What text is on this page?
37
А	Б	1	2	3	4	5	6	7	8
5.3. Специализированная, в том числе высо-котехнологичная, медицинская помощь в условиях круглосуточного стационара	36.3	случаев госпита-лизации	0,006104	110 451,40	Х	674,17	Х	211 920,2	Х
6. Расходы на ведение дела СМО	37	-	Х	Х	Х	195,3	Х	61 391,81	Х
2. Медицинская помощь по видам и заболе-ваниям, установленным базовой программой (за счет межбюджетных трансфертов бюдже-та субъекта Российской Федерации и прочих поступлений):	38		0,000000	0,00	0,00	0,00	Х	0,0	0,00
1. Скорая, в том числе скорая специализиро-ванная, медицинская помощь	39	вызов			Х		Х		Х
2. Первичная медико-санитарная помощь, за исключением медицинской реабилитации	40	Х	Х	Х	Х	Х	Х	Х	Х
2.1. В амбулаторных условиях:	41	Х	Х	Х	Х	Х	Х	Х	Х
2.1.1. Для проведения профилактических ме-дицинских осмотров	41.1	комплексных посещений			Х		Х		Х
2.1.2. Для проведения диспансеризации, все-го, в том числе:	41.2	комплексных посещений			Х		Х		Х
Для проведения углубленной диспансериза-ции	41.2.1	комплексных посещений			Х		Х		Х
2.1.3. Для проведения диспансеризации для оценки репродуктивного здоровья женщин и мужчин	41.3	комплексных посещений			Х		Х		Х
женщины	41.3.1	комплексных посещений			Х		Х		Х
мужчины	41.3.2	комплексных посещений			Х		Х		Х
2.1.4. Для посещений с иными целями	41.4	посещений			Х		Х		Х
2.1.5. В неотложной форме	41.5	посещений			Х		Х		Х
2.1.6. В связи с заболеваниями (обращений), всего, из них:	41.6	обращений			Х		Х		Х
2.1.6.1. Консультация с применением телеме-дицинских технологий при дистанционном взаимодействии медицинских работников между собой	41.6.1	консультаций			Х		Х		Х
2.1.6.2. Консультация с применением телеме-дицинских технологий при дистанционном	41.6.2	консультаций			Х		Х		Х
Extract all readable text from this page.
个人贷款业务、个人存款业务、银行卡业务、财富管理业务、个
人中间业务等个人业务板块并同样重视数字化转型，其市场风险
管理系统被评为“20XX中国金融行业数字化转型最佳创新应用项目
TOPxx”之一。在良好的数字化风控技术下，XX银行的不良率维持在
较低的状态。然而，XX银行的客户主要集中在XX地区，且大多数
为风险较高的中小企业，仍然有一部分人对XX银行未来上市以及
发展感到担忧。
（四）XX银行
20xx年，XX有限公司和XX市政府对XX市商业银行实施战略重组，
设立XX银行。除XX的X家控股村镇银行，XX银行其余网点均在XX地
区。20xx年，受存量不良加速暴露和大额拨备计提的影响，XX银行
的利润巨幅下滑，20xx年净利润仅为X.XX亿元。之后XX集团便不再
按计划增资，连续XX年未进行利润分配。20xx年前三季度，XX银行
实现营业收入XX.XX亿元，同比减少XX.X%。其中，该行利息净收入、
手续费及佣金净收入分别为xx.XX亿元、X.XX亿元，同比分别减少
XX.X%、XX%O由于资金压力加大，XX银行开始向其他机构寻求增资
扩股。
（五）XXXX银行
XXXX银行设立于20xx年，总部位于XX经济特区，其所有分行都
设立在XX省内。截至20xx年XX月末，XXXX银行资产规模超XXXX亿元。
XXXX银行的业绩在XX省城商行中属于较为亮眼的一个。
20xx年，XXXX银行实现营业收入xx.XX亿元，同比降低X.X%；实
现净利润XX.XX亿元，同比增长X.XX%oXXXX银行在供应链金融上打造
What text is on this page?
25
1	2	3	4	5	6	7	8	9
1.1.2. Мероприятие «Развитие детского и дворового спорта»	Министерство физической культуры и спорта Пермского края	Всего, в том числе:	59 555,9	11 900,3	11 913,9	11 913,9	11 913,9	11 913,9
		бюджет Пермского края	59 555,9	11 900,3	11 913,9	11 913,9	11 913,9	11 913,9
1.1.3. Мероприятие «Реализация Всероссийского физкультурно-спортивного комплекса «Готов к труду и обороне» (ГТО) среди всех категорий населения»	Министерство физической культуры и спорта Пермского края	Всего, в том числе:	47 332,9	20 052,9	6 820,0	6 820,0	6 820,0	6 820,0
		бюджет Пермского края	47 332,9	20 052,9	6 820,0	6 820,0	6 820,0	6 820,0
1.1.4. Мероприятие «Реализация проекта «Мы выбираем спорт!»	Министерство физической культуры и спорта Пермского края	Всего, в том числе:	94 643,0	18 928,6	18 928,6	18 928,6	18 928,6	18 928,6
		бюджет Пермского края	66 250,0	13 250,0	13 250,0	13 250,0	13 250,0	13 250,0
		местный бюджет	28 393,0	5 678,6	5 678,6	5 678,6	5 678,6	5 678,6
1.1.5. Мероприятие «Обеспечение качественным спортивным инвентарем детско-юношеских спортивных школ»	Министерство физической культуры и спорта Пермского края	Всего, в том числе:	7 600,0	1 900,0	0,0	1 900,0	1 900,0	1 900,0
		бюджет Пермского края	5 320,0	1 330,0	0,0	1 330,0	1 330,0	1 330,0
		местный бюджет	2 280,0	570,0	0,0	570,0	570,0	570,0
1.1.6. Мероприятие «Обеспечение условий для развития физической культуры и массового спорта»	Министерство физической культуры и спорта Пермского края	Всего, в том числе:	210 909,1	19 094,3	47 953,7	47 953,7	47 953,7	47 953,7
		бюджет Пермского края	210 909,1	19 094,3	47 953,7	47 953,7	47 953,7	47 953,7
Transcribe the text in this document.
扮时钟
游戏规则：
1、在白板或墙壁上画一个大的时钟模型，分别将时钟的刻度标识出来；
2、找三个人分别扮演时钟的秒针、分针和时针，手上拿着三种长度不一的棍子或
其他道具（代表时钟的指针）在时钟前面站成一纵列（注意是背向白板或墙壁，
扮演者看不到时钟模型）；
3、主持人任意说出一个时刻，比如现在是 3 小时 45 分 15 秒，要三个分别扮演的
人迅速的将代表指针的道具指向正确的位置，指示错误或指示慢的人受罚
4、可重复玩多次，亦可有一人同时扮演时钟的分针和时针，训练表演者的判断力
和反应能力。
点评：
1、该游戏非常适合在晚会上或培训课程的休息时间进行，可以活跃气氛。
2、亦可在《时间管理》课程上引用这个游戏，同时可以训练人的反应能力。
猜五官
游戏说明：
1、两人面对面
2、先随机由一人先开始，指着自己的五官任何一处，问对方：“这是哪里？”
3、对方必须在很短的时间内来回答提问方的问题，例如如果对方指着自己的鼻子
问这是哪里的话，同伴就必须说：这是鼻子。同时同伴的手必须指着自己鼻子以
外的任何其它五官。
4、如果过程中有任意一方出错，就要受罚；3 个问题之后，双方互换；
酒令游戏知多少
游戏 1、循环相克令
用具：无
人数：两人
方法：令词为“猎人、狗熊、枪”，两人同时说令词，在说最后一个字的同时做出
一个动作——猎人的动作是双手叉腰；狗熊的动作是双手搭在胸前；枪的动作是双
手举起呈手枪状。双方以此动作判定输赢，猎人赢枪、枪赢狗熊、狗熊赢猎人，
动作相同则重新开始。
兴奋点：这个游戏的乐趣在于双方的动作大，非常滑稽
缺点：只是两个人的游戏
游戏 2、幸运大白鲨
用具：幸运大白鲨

════════

Look above for lines with the word "диспансеризации" and copy them all.

2.1.2. Для проведения диспансеризации, все-го, в том числе:	41.2	комплексных посещений			Х		Х		Х
2.1.3. Для проведения диспансеризации для оценки репродуктивного здоровья женщин и мужчин	41.3	комплексных посещений			Х		Х		Х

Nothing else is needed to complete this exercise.